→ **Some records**
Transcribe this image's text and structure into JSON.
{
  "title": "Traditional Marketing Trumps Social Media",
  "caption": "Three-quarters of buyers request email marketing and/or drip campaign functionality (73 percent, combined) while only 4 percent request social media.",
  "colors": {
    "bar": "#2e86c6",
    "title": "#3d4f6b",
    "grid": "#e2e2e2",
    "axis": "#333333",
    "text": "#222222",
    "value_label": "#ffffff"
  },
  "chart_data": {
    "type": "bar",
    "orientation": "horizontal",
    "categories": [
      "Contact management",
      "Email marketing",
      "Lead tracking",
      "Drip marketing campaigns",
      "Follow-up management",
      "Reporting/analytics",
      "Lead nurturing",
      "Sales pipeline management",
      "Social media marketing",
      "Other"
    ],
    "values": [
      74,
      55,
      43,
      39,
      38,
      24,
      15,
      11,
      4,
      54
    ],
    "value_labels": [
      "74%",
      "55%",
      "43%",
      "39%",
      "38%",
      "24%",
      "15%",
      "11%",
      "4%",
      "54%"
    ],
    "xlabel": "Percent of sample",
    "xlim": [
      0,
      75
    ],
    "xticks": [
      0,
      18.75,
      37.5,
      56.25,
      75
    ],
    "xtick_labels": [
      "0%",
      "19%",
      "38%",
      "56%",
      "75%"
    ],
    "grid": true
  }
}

→ **AIM**
Repeat each entry word for word.

→ **SOLUTION FOR THIS PROBLEM**
Transcribe this image's text and structure into JSON.
{
  "title": "Traditional Marketing Trumps Social Media",
  "caption": "Three-quarters of buyers request email marketing and/or drip campaign functionality (73 percent, combined) while only 4 percent request social media.",
  "colors": {
    "bar": "#2e86c6",
    "title": "#3d4f6b",
    "grid": "#e2e2e2",
    "axis": "#333333",
    "text": "#222222",
    "value_label": "#ffffff"
  },
  "chart_data": {
    "type": "bar",
    "orientation": "horizontal",
    "categories": [
      "Contact management",
      "Email marketing",
      "Lead tracking",
      "Drip marketing campaigns",
      "Follow-up management",
      "Reporting/analytics",
      "Lead nurturing",
      "Sales pipeline management",
      "Social media marketing",
      "Other"
    ],
    "values": [
      74,
      55,
      43,
      39,
      38,
      24,
      15,
      11,
      4,
      54
    ],
    "value_labels": [
      "74%",
      "55%",
      "43%",
      "39%",
      "38%",
      "24%",
      "15%",
      "11%",
      "4%",
      "54%"
    ],
    "xlabel": "Percent of sample",
    "xlim": [
      0,
      75
    ],
    "xticks": [
      0,
      18.75,
      37.5,
      56.25,
      75
    ],
    "xtick_labels": [
      "0%",
      "19%",
      "38%",
      "56%",
      "75%"
    ],
    "grid": true
  }
}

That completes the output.